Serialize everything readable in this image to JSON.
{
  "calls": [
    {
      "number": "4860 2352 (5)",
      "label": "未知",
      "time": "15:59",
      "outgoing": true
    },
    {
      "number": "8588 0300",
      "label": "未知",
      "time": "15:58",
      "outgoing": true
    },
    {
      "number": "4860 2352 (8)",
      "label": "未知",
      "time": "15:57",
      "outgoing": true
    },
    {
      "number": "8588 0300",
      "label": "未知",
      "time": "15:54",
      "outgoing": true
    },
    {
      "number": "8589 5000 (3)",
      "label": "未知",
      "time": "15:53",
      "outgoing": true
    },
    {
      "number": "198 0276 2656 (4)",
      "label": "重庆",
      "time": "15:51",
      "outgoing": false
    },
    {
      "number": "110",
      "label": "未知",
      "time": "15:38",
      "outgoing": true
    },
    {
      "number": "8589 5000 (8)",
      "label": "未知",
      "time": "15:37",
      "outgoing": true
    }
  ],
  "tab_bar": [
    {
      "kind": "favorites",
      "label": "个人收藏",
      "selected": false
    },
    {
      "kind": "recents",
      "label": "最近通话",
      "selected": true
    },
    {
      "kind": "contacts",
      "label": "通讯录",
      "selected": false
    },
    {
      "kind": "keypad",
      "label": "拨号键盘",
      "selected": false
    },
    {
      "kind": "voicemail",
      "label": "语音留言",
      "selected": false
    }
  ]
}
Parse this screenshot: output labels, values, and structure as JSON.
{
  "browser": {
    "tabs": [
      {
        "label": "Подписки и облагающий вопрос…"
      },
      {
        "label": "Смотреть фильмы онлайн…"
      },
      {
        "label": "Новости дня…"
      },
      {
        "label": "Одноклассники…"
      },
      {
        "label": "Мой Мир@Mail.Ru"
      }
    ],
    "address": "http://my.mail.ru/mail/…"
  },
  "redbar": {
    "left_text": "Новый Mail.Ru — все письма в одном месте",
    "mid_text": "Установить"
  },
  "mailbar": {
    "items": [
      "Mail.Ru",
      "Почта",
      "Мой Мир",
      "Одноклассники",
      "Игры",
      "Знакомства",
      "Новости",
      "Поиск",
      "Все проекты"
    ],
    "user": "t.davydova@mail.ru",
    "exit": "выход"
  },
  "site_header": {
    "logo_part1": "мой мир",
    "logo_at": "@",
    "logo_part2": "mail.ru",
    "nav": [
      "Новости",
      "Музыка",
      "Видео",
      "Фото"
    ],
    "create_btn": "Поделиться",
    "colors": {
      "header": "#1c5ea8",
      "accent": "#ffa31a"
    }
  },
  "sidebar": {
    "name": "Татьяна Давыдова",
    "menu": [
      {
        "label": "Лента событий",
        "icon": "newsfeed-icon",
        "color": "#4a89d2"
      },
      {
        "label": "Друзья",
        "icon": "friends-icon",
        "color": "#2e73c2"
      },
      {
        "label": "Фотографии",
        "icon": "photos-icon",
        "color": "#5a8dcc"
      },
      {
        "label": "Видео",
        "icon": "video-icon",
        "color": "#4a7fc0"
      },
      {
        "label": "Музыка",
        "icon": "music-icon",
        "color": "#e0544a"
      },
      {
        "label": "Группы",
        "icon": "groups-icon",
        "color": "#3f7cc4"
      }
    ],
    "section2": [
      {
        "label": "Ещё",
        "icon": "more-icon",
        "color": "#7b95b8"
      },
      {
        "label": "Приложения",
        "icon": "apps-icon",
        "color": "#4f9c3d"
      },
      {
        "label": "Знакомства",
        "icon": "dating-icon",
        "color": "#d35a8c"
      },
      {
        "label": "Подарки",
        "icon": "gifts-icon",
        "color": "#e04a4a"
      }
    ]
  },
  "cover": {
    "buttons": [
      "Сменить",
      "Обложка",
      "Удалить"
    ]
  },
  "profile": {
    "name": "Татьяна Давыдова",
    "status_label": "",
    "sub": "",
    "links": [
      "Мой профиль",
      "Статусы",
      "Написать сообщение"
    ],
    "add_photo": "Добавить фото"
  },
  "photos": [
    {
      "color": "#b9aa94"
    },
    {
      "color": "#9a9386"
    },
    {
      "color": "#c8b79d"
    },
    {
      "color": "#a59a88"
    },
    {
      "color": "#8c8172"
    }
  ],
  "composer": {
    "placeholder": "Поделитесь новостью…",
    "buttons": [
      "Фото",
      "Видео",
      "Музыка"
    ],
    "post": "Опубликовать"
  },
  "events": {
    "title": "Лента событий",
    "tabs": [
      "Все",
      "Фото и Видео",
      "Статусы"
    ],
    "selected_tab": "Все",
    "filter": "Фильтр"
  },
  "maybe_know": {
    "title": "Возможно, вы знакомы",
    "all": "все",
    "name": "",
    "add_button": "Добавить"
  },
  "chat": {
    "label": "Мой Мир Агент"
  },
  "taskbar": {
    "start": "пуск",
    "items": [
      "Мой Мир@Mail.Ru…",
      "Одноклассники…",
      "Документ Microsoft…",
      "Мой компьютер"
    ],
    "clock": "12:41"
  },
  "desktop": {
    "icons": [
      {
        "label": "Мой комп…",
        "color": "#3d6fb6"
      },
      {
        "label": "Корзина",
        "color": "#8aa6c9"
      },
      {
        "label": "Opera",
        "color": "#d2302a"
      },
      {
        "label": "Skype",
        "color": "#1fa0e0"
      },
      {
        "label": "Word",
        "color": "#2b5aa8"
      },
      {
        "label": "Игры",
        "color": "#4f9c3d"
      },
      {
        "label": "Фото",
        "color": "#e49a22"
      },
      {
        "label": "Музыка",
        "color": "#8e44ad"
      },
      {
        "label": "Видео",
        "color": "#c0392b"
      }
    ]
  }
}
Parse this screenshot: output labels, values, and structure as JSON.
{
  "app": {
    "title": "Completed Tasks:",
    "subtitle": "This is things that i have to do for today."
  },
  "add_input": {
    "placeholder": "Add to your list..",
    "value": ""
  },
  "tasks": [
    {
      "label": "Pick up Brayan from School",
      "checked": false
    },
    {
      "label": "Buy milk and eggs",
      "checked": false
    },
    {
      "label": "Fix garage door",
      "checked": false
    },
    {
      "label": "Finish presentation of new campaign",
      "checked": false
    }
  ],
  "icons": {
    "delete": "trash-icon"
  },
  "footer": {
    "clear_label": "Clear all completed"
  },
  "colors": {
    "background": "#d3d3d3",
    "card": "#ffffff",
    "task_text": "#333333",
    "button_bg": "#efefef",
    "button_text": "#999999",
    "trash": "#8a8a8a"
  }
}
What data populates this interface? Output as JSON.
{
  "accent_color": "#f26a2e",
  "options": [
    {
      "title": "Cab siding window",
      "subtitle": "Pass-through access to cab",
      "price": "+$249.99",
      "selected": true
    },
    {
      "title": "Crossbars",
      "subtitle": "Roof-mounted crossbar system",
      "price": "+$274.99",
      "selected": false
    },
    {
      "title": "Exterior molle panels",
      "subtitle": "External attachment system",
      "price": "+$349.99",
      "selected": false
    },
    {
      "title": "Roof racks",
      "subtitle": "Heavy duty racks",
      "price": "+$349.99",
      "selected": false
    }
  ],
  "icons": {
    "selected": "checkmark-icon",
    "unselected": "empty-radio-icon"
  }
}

WORK TO BE COMPLETED -> Restate the listing in full, word for word.

RESULT OF THE EXERCISE ->
Serialize everything readable in this image to JSON.
{
  "calls": [
    {
      "number": "4860 2352 (5)",
      "label": "未知",
      "time": "15:59",
      "outgoing": true
    },
    {
      "number": "8588 0300",
      "label": "未知",
      "time": "15:58",
      "outgoing": true
    },
    {
      "number": "4860 2352 (8)",
      "label": "未知",
      "time": "15:57",
      "outgoing": true
    },
    {
      "number": "8588 0300",
      "label": "未知",
      "time": "15:54",
      "outgoing": true
    },
    {
      "number": "8589 5000 (3)",
      "label": "未知",
      "time": "15:53",
      "outgoing": true
    },
    {
      "number": "198 0276 2656 (4)",
      "label": "重庆",
      "time": "15:51",
      "outgoing": false
    },
    {
      "number": "110",
      "label": "未知",
      "time": "15:38",
      "outgoing": true
    },
    {
      "number": "8589 5000 (8)",
      "label": "未知",
      "time": "15:37",
      "outgoing": true
    }
  ],
  "tab_bar": [
    {
      "kind": "favorites",
      "label": "个人收藏",
      "selected": false
    },
    {
      "kind": "recents",
      "label": "最近通话",
      "selected": true
    },
    {
      "kind": "contacts",
      "label": "通讯录",
      "selected": false
    },
    {
      "kind": "keypad",
      "label": "拨号键盘",
      "selected": false
    },
    {
      "kind": "voicemail",
      "label": "语音留言",
      "selected": false
    }
  ]
}
Parse this screenshot: output labels, values, and structure as JSON.
{
  "browser": {
    "tabs": [
      {
        "label": "Подписки и облагающий вопрос…"
      },
      {
        "label": "Смотреть фильмы онлайн…"
      },
      {
        "label": "Новости дня…"
      },
      {
        "label": "Одноклассники…"
      },
      {
        "label": "Мой Мир@Mail.Ru"
      }
    ],
    "address": "http://my.mail.ru/mail/…"
  },
  "redbar": {
    "left_text": "Новый Mail.Ru — все письма в одном месте",
    "mid_text": "Установить"
  },
  "mailbar": {
    "items": [
      "Mail.Ru",
      "Почта",
      "Мой Мир",
      "Одноклассники",
      "Игры",
      "Знакомства",
      "Новости",
      "Поиск",
      "Все проекты"
    ],
    "user": "t.davydova@mail.ru",
    "exit": "выход"
  },
  "site_header": {
    "logo_part1": "мой мир",
    "logo_at": "@",
    "logo_part2": "mail.ru",
    "nav": [
      "Новости",
      "Музыка",
      "Видео",
      "Фото"
    ],
    "create_btn": "Поделиться",
    "colors": {
      "header": "#1c5ea8",
      "accent": "#ffa31a"
    }
  },
  "sidebar": {
    "name": "Татьяна Давыдова",
    "menu": [
      {
        "label": "Лента событий",
        "icon": "newsfeed-icon",
        "color": "#4a89d2"
      },
      {
        "label": "Друзья",
        "icon": "friends-icon",
        "color": "#2e73c2"
      },
      {
        "label": "Фотографии",
        "icon": "photos-icon",
        "color": "#5a8dcc"
      },
      {
        "label": "Видео",
        "icon": "video-icon",
        "color": "#4a7fc0"
      },
      {
        "label": "Музыка",
        "icon": "music-icon",
        "color": "#e0544a"
      },
      {
        "label": "Группы",
        "icon": "groups-icon",
        "color": "#3f7cc4"
      }
    ],
    "section2": [
      {
        "label": "Ещё",
        "icon": "more-icon",
        "color": "#7b95b8"
      },
      {
        "label": "Приложения",
        "icon": "apps-icon",
        "color": "#4f9c3d"
      },
      {
        "label": "Знакомства",
        "icon": "dating-icon",
        "color": "#d35a8c"
      },
      {
        "label": "Подарки",
        "icon": "gifts-icon",
        "color": "#e04a4a"
      }
    ]
  },
  "cover": {
    "buttons": [
      "Сменить",
      "Обложка",
      "Удалить"
    ]
  },
  "profile": {
    "name": "Татьяна Давыдова",
    "status_label": "",
    "sub": "",
    "links": [
      "Мой профиль",
      "Статусы",
      "Написать сообщение"
    ],
    "add_photo": "Добавить фото"
  },
  "photos": [
    {
      "color": "#b9aa94"
    },
    {
      "color": "#9a9386"
    },
    {
      "color": "#c8b79d"
    },
    {
      "color": "#a59a88"
    },
    {
      "color": "#8c8172"
    }
  ],
  "composer": {
    "placeholder": "Поделитесь новостью…",
    "buttons": [
      "Фото",
      "Видео",
      "Музыка"
    ],
    "post": "Опубликовать"
  },
  "events": {
    "title": "Лента событий",
    "tabs": [
      "Все",
      "Фото и Видео",
      "Статусы"
    ],
    "selected_tab": "Все",
    "filter": "Фильтр"
  },
  "maybe_know": {
    "title": "Возможно, вы знакомы",
    "all": "все",
    "name": "",
    "add_button": "Добавить"
  },
  "chat": {
    "label": "Мой Мир Агент"
  },
  "taskbar": {
    "start": "пуск",
    "items": [
      "Мой Мир@Mail.Ru…",
      "Одноклассники…",
      "Документ Microsoft…",
      "Мой компьютер"
    ],
    "clock": "12:41"
  },
  "desktop": {
    "icons": [
      {
        "label": "Мой комп…",
        "color": "#3d6fb6"
      },
      {
        "label": "Корзина",
        "color": "#8aa6c9"
      },
      {
        "label": "Opera",
        "color": "#d2302a"
      },
      {
        "label": "Skype",
        "color": "#1fa0e0"
      },
      {
        "label": "Word",
        "color": "#2b5aa8"
      },
      {
        "label": "Игры",
        "color": "#4f9c3d"
      },
      {
        "label": "Фото",
        "color": "#e49a22"
      },
      {
        "label": "Музыка",
        "color": "#8e44ad"
      },
      {
        "label": "Видео",
        "color": "#c0392b"
      }
    ]
  }
}
Parse this screenshot: output labels, values, and structure as JSON.
{
  "app": {
    "title": "Completed Tasks:",
    "subtitle": "This is things that i have to do for today."
  },
  "add_input": {
    "placeholder": "Add to your list..",
    "value": ""
  },
  "tasks": [
    {
      "label": "Pick up Brayan from School",
      "checked": false
    },
    {
      "label": "Buy milk and eggs",
      "checked": false
    },
    {
      "label": "Fix garage door",
      "checked": false
    },
    {
      "label": "Finish presentation of new campaign",
      "checked": false
    }
  ],
  "icons": {
    "delete": "trash-icon"
  },
  "footer": {
    "clear_label": "Clear all completed"
  },
  "colors": {
    "background": "#d3d3d3",
    "card": "#ffffff",
    "task_text": "#333333",
    "button_bg": "#efefef",
    "button_text": "#999999",
    "trash": "#8a8a8a"
  }
}
What data populates this interface? Output as JSON.
{
  "accent_color": "#f26a2e",
  "options": [
    {
      "title": "Cab siding window",
      "subtitle": "Pass-through access to cab",
      "price": "+$249.99",
      "selected": true
    },
    {
      "title": "Crossbars",
      "subtitle": "Roof-mounted crossbar system",
      "price": "+$274.99",
      "selected": false
    },
    {
      "title": "Exterior molle panels",
      "subtitle": "External attachment system",
      "price": "+$349.99",
      "selected": false
    },
    {
      "title": "Roof racks",
      "subtitle": "Heavy duty racks",
      "price": "+$349.99",
      "selected": false
    }
  ],
  "icons": {
    "selected": "checkmark-icon",
    "unselected": "empty-radio-icon"
  }
}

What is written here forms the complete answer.